"""

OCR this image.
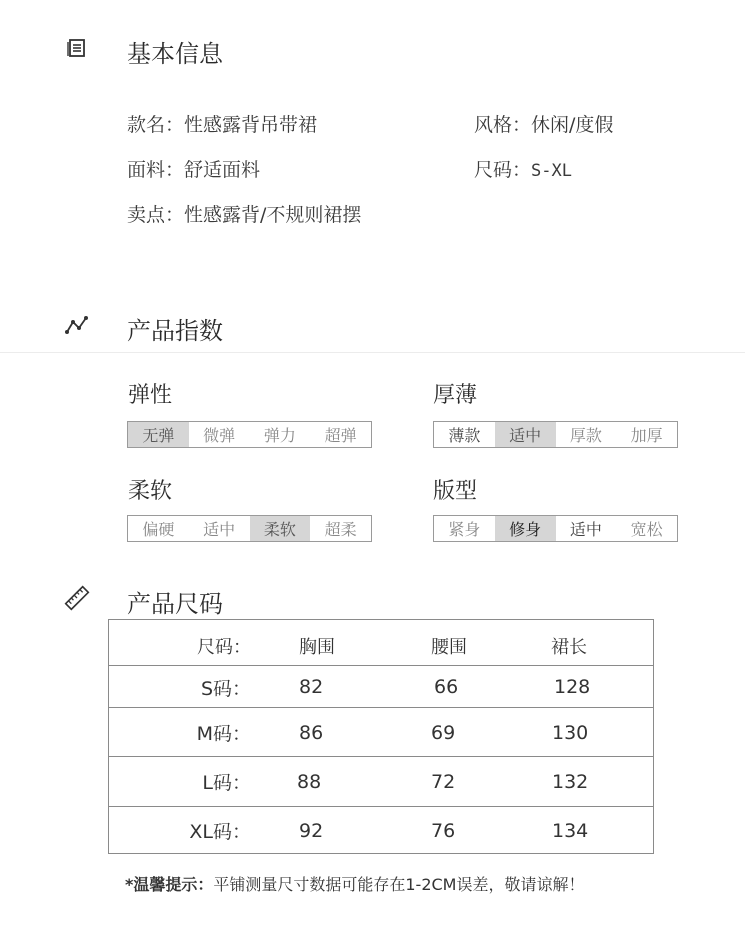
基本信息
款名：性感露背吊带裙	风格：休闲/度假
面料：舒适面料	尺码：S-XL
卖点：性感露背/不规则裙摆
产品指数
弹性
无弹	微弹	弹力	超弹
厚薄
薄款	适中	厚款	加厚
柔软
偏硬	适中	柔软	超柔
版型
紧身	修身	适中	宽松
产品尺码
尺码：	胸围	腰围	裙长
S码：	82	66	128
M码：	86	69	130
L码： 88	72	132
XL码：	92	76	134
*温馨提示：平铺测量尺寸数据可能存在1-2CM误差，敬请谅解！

"""
"""

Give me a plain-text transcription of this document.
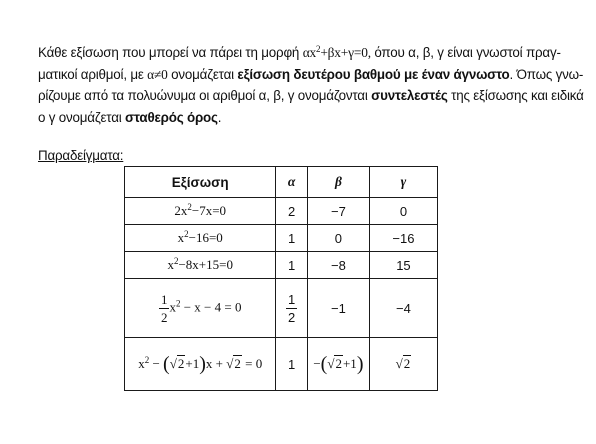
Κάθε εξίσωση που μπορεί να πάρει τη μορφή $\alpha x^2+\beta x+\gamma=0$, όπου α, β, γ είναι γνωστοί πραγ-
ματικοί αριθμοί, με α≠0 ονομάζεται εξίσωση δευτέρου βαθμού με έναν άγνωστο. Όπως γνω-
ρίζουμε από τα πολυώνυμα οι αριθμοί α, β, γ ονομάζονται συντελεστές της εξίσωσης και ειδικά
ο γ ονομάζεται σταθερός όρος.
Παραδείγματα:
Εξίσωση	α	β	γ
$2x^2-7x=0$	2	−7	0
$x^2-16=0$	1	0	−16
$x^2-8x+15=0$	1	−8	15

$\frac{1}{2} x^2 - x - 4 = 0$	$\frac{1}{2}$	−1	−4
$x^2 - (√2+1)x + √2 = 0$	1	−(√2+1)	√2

"""
"""

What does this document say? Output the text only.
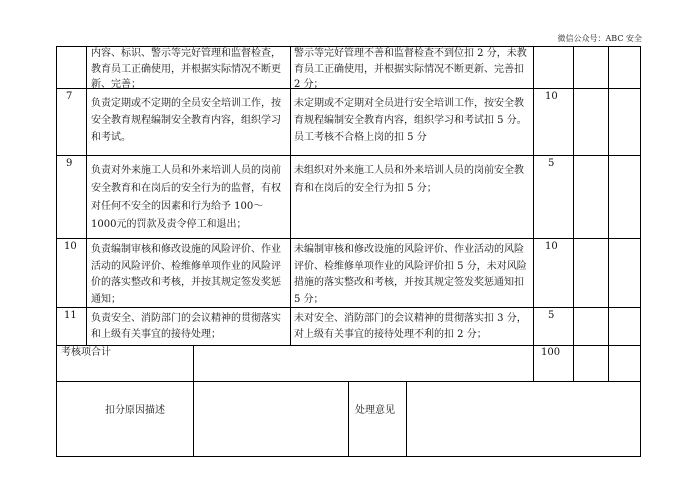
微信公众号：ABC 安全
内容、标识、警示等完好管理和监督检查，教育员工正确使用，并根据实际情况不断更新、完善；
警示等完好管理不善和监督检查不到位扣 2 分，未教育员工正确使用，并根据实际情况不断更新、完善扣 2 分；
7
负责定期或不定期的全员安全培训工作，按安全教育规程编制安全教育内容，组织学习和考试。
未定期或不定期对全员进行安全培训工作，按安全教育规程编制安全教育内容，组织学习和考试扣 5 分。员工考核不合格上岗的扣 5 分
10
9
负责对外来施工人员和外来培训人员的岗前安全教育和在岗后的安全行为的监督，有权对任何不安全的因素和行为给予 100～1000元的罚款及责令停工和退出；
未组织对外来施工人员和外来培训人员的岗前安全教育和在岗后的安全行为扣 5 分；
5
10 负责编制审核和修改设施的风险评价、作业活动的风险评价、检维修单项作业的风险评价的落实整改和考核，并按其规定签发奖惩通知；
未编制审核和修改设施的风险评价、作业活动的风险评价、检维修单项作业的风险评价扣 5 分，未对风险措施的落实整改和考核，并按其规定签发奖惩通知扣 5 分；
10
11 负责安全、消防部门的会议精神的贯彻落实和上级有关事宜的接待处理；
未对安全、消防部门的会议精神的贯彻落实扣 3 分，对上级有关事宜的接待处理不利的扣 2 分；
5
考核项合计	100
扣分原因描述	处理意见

"""

→ **Set problem**: Check each line above for the word "text" and copy the ones that have it.

→ **Expected answer**:
Give me a plain-text transcription of this document.
What does this document say? Output the text only.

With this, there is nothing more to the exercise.